#### TASK INPUTS
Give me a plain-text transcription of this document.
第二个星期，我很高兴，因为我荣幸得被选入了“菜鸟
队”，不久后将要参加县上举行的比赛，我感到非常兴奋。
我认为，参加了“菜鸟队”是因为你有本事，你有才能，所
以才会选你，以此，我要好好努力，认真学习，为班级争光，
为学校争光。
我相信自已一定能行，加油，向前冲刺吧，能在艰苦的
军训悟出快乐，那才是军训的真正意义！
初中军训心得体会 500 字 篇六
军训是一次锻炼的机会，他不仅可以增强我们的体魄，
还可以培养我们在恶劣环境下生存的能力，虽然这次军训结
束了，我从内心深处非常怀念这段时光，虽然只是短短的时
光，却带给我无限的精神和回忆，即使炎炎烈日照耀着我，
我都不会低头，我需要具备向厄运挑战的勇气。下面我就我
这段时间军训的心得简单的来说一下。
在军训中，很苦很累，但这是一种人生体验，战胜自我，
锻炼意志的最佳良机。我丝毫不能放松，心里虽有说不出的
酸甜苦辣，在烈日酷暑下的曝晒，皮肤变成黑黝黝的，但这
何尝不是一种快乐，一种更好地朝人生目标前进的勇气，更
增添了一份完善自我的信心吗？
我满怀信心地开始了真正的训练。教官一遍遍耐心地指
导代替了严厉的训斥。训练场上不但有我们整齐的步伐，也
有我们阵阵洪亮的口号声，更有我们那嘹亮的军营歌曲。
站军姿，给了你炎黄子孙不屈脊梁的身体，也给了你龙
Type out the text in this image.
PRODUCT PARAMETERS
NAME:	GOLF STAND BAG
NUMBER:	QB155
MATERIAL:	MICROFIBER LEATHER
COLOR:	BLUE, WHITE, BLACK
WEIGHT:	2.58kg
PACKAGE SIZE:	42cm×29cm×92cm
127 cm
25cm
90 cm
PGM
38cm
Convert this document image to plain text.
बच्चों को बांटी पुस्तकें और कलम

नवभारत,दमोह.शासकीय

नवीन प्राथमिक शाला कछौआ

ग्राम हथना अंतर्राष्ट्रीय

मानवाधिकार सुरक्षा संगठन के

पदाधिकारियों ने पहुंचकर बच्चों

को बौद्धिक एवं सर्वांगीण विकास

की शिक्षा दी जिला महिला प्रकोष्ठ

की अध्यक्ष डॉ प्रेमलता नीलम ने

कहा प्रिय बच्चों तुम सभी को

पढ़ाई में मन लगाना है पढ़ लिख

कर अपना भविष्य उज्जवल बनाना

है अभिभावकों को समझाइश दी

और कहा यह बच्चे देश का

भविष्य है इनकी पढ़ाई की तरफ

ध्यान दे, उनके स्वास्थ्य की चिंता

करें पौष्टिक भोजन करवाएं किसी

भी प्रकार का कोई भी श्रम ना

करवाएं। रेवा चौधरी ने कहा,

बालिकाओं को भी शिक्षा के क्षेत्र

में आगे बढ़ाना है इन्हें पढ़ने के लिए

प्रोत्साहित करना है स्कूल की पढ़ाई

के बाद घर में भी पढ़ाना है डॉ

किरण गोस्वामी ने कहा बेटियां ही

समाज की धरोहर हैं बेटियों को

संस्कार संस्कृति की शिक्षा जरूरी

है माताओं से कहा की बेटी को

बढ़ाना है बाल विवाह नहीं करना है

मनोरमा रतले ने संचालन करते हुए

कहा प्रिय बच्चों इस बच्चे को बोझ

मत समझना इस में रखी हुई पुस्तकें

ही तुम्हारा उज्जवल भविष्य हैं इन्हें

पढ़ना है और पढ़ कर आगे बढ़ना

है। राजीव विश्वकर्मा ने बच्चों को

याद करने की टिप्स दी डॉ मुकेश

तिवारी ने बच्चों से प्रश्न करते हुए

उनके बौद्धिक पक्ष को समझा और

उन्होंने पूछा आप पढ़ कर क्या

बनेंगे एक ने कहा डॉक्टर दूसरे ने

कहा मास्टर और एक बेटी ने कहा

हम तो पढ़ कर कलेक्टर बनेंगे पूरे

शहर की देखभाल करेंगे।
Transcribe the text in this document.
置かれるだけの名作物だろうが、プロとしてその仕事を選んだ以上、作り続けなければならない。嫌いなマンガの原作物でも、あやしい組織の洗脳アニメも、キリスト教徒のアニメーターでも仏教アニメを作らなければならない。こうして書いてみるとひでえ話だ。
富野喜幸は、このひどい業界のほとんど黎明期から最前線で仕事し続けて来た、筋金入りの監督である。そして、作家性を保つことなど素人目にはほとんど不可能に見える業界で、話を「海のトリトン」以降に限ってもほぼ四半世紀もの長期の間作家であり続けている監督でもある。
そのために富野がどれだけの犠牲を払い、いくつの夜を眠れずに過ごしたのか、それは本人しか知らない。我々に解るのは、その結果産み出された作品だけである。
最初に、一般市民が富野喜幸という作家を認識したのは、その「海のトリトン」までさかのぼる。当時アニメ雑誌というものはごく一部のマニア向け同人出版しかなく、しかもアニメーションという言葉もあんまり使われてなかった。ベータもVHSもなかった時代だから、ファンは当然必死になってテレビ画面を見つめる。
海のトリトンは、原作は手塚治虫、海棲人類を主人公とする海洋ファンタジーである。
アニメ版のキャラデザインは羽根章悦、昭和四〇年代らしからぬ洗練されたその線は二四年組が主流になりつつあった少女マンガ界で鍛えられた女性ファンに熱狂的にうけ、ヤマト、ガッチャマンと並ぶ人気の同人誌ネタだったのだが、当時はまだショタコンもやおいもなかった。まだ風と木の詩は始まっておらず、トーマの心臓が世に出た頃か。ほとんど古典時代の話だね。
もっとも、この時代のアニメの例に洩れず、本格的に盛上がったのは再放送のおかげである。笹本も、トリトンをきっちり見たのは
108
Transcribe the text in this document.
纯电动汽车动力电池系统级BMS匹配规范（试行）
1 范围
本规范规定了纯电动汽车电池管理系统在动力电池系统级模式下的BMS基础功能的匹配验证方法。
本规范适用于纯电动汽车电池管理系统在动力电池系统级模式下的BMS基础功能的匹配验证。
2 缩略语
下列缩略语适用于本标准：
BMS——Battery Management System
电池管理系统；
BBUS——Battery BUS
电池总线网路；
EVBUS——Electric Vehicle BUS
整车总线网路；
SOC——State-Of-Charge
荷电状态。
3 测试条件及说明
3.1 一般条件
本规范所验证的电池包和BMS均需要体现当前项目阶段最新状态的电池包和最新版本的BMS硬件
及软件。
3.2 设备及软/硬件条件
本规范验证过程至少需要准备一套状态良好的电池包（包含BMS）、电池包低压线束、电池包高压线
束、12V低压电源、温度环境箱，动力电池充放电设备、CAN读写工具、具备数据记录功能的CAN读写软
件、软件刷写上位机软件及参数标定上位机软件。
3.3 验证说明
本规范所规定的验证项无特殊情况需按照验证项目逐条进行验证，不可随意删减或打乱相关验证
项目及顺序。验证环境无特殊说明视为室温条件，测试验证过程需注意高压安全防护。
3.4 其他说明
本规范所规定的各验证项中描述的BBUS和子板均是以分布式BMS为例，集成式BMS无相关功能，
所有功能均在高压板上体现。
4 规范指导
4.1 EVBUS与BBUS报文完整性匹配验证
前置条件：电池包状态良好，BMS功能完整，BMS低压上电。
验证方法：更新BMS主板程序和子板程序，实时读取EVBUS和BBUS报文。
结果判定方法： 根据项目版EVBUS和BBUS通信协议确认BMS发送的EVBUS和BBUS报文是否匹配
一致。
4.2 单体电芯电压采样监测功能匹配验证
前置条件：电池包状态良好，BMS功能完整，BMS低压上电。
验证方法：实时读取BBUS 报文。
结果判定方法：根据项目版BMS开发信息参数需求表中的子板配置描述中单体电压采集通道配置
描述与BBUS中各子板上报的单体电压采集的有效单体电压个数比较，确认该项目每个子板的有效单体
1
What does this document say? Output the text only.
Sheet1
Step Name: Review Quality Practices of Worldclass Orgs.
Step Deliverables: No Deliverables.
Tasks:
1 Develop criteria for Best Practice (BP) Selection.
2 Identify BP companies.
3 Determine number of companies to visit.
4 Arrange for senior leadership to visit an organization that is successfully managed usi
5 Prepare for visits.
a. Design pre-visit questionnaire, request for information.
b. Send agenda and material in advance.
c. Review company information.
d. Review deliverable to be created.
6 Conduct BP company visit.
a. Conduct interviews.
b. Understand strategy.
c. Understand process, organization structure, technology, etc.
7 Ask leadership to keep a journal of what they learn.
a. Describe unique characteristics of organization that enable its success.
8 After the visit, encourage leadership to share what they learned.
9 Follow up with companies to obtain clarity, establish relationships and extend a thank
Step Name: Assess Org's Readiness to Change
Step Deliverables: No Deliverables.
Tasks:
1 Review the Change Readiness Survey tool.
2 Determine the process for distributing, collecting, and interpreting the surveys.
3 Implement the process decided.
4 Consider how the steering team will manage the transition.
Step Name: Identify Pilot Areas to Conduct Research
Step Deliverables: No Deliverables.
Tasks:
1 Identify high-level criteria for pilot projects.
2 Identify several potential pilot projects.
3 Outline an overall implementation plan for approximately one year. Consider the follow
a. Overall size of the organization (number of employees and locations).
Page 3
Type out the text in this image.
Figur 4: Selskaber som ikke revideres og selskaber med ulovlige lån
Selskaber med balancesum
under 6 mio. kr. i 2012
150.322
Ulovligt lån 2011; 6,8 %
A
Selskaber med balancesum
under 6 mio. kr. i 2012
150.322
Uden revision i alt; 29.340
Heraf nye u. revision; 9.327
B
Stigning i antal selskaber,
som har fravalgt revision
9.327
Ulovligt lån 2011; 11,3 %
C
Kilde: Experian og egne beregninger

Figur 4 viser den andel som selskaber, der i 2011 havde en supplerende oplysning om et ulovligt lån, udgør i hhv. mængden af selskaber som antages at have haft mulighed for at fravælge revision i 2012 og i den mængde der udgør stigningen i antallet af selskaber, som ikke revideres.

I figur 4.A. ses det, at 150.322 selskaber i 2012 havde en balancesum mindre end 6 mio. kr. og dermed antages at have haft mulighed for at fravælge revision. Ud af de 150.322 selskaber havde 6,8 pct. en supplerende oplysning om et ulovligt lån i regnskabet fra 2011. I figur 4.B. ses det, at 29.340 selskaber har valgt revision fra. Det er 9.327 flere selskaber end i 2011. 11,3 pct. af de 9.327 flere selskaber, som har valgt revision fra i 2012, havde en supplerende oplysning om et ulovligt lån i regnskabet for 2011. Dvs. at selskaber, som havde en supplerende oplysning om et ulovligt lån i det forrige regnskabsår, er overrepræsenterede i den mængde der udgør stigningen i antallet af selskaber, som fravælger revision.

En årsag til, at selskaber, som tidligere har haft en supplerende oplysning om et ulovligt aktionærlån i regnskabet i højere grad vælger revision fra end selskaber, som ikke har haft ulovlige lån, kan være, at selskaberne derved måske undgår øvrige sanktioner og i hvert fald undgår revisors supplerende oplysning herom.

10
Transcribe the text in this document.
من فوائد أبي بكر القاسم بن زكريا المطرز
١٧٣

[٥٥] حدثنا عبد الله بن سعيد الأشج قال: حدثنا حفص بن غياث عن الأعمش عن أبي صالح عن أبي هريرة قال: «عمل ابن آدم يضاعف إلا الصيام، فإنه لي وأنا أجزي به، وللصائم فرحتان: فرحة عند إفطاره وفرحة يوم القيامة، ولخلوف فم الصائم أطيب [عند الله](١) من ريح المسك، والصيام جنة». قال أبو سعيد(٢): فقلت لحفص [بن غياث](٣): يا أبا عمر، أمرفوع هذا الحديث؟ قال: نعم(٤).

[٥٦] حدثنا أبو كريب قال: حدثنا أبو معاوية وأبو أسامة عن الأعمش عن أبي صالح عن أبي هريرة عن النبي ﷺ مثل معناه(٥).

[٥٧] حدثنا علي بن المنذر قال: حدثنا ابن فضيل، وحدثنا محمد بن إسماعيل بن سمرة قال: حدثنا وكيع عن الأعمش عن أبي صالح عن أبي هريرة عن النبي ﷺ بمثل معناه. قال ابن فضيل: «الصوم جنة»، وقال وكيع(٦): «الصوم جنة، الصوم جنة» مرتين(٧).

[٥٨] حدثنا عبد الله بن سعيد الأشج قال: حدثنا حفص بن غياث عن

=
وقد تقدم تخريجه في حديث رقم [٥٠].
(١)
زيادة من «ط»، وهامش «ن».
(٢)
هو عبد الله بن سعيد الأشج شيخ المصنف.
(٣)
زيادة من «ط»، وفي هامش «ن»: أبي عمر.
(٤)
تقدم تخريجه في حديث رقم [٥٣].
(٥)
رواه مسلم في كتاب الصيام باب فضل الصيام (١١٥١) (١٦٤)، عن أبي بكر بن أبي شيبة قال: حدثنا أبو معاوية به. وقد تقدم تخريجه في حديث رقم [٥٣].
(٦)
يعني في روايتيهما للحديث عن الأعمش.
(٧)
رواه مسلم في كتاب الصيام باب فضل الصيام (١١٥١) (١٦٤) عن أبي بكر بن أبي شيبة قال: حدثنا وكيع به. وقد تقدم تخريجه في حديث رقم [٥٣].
########
INSTRUCTION —
Count up the lines in the listing that hold the word "شيبة", and give that number only.

RESULT FOR THIS EXERCISE —
2